— start Rows —

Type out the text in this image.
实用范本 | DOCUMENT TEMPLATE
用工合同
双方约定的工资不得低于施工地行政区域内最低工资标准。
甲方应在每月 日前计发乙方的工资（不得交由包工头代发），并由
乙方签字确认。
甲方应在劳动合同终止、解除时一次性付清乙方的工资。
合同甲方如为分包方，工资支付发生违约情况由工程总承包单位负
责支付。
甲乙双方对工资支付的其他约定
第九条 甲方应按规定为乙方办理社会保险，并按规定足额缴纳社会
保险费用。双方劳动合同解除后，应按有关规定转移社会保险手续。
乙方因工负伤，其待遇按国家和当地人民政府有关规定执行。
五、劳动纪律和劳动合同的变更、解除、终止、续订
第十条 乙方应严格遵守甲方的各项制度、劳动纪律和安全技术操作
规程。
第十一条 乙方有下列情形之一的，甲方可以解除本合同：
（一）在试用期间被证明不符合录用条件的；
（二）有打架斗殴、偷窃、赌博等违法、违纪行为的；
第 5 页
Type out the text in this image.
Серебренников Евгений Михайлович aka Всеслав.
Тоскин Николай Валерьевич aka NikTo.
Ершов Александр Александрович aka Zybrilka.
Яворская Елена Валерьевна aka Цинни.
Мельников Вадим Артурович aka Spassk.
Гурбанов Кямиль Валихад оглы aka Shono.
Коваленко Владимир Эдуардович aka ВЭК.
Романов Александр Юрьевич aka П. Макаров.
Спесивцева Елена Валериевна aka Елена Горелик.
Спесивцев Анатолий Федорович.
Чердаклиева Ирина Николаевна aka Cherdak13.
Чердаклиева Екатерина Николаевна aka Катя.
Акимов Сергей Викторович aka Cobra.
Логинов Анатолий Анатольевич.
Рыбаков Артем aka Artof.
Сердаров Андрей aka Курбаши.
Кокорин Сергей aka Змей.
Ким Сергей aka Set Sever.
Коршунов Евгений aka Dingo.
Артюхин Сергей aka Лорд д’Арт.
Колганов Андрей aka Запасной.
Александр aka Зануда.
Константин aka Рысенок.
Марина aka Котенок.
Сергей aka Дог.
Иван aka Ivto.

— end Rows —

Which lines of the material contain the string "Андрей"? List each of them.

Сердаров Андрей aka Курбаши.
Колганов Андрей aka Запасной.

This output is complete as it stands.